### WORK TO BE COMPLETED
Go through the listing and write out all of it exactly.

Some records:
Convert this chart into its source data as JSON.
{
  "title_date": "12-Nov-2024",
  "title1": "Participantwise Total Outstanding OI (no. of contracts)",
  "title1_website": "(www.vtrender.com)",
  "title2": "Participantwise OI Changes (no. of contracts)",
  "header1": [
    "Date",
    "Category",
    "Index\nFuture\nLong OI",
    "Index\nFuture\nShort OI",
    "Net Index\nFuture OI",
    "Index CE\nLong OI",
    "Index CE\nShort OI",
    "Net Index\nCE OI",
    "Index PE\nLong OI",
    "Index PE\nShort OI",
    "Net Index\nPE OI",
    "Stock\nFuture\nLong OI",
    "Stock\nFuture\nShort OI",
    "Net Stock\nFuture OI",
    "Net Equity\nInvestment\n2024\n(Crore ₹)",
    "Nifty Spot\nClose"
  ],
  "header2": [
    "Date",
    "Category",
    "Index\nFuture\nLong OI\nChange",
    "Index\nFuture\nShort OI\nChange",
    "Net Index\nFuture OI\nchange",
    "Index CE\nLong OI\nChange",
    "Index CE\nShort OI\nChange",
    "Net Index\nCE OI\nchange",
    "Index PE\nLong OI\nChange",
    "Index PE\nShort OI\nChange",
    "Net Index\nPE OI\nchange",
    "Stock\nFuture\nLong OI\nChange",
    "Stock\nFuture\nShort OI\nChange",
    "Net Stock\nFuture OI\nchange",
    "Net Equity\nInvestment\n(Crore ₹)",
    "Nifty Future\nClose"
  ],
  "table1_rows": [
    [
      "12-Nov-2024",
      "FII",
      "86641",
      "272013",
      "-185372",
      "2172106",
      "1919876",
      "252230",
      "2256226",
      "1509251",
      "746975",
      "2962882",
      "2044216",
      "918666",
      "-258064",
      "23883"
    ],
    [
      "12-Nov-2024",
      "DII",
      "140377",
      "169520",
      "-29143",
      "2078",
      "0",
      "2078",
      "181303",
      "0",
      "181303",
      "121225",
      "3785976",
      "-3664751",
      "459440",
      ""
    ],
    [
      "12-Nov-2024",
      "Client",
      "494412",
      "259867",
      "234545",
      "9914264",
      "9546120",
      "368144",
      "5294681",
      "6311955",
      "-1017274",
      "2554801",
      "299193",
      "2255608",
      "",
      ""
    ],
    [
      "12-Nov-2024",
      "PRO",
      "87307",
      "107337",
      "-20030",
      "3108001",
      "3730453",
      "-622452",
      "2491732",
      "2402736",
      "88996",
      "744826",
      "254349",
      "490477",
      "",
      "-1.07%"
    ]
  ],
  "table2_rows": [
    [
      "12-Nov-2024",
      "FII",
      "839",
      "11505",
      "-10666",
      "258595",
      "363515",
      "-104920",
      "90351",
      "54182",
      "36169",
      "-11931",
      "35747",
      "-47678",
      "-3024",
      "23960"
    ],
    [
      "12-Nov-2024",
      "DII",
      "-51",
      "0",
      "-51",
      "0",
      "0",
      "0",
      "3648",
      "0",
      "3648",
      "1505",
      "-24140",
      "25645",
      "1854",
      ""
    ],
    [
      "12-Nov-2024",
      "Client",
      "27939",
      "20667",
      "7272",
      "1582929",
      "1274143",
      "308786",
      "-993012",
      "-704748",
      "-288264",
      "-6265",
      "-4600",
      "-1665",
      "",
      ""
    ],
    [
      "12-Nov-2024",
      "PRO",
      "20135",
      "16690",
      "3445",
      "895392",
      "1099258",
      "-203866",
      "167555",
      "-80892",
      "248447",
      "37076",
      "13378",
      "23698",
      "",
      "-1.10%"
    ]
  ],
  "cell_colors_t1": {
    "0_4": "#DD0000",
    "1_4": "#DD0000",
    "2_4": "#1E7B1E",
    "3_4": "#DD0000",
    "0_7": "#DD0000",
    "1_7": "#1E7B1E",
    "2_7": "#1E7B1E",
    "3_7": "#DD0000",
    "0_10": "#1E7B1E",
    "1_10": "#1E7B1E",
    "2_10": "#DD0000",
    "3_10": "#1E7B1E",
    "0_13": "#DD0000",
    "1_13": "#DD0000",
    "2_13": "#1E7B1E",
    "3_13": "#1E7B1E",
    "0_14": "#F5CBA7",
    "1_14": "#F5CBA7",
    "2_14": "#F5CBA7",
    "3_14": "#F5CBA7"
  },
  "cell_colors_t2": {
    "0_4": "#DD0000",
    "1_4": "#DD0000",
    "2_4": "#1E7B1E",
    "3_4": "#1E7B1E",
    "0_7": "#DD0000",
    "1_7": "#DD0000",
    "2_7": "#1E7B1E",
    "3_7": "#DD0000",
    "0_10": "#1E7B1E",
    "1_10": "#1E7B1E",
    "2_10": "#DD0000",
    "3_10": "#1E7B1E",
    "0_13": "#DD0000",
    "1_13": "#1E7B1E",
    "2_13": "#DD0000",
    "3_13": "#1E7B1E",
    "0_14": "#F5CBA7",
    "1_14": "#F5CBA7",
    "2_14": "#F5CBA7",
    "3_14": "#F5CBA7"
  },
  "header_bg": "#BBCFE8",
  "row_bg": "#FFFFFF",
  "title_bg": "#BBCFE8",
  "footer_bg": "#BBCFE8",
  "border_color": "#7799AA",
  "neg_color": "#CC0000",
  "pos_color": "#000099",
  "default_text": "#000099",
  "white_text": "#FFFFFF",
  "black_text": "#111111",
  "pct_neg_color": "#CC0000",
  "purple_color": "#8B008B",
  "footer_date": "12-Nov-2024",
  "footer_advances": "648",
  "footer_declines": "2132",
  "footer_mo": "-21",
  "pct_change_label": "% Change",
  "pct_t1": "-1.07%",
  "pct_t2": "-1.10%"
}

### THE OUTPUT
Convert this chart into its source data as JSON.
{
  "title_date": "12-Nov-2024",
  "title1": "Participantwise Total Outstanding OI (no. of contracts)",
  "title1_website": "(www.vtrender.com)",
  "title2": "Participantwise OI Changes (no. of contracts)",
  "header1": [
    "Date",
    "Category",
    "Index\nFuture\nLong OI",
    "Index\nFuture\nShort OI",
    "Net Index\nFuture OI",
    "Index CE\nLong OI",
    "Index CE\nShort OI",
    "Net Index\nCE OI",
    "Index PE\nLong OI",
    "Index PE\nShort OI",
    "Net Index\nPE OI",
    "Stock\nFuture\nLong OI",
    "Stock\nFuture\nShort OI",
    "Net Stock\nFuture OI",
    "Net Equity\nInvestment\n2024\n(Crore ₹)",
    "Nifty Spot\nClose"
  ],
  "header2": [
    "Date",
    "Category",
    "Index\nFuture\nLong OI\nChange",
    "Index\nFuture\nShort OI\nChange",
    "Net Index\nFuture OI\nchange",
    "Index CE\nLong OI\nChange",
    "Index CE\nShort OI\nChange",
    "Net Index\nCE OI\nchange",
    "Index PE\nLong OI\nChange",
    "Index PE\nShort OI\nChange",
    "Net Index\nPE OI\nchange",
    "Stock\nFuture\nLong OI\nChange",
    "Stock\nFuture\nShort OI\nChange",
    "Net Stock\nFuture OI\nchange",
    "Net Equity\nInvestment\n(Crore ₹)",
    "Nifty Future\nClose"
  ],
  "table1_rows": [
    [
      "12-Nov-2024",
      "FII",
      "86641",
      "272013",
      "-185372",
      "2172106",
      "1919876",
      "252230",
      "2256226",
      "1509251",
      "746975",
      "2962882",
      "2044216",
      "918666",
      "-258064",
      "23883"
    ],
    [
      "12-Nov-2024",
      "DII",
      "140377",
      "169520",
      "-29143",
      "2078",
      "0",
      "2078",
      "181303",
      "0",
      "181303",
      "121225",
      "3785976",
      "-3664751",
      "459440",
      ""
    ],
    [
      "12-Nov-2024",
      "Client",
      "494412",
      "259867",
      "234545",
      "9914264",
      "9546120",
      "368144",
      "5294681",
      "6311955",
      "-1017274",
      "2554801",
      "299193",
      "2255608",
      "",
      ""
    ],
    [
      "12-Nov-2024",
      "PRO",
      "87307",
      "107337",
      "-20030",
      "3108001",
      "3730453",
      "-622452",
      "2491732",
      "2402736",
      "88996",
      "744826",
      "254349",
      "490477",
      "",
      "-1.07%"
    ]
  ],
  "table2_rows": [
    [
      "12-Nov-2024",
      "FII",
      "839",
      "11505",
      "-10666",
      "258595",
      "363515",
      "-104920",
      "90351",
      "54182",
      "36169",
      "-11931",
      "35747",
      "-47678",
      "-3024",
      "23960"
    ],
    [
      "12-Nov-2024",
      "DII",
      "-51",
      "0",
      "-51",
      "0",
      "0",
      "0",
      "3648",
      "0",
      "3648",
      "1505",
      "-24140",
      "25645",
      "1854",
      ""
    ],
    [
      "12-Nov-2024",
      "Client",
      "27939",
      "20667",
      "7272",
      "1582929",
      "1274143",
      "308786",
      "-993012",
      "-704748",
      "-288264",
      "-6265",
      "-4600",
      "-1665",
      "",
      ""
    ],
    [
      "12-Nov-2024",
      "PRO",
      "20135",
      "16690",
      "3445",
      "895392",
      "1099258",
      "-203866",
      "167555",
      "-80892",
      "248447",
      "37076",
      "13378",
      "23698",
      "",
      "-1.10%"
    ]
  ],
  "cell_colors_t1": {
    "0_4": "#DD0000",
    "1_4": "#DD0000",
    "2_4": "#1E7B1E",
    "3_4": "#DD0000",
    "0_7": "#DD0000",
    "1_7": "#1E7B1E",
    "2_7": "#1E7B1E",
    "3_7": "#DD0000",
    "0_10": "#1E7B1E",
    "1_10": "#1E7B1E",
    "2_10": "#DD0000",
    "3_10": "#1E7B1E",
    "0_13": "#DD0000",
    "1_13": "#DD0000",
    "2_13": "#1E7B1E",
    "3_13": "#1E7B1E",
    "0_14": "#F5CBA7",
    "1_14": "#F5CBA7",
    "2_14": "#F5CBA7",
    "3_14": "#F5CBA7"
  },
  "cell_colors_t2": {
    "0_4": "#DD0000",
    "1_4": "#DD0000",
    "2_4": "#1E7B1E",
    "3_4": "#1E7B1E",
    "0_7": "#DD0000",
    "1_7": "#DD0000",
    "2_7": "#1E7B1E",
    "3_7": "#DD0000",
    "0_10": "#1E7B1E",
    "1_10": "#1E7B1E",
    "2_10": "#DD0000",
    "3_10": "#1E7B1E",
    "0_13": "#DD0000",
    "1_13": "#1E7B1E",
    "2_13": "#DD0000",
    "3_13": "#1E7B1E",
    "0_14": "#F5CBA7",
    "1_14": "#F5CBA7",
    "2_14": "#F5CBA7",
    "3_14": "#F5CBA7"
  },
  "header_bg": "#BBCFE8",
  "row_bg": "#FFFFFF",
  "title_bg": "#BBCFE8",
  "footer_bg": "#BBCFE8",
  "border_color": "#7799AA",
  "neg_color": "#CC0000",
  "pos_color": "#000099",
  "default_text": "#000099",
  "white_text": "#FFFFFF",
  "black_text": "#111111",
  "pct_neg_color": "#CC0000",
  "purple_color": "#8B008B",
  "footer_date": "12-Nov-2024",
  "footer_advances": "648",
  "footer_declines": "2132",
  "footer_mo": "-21",
  "pct_change_label": "% Change",
  "pct_t1": "-1.07%",
  "pct_t2": "-1.10%"
}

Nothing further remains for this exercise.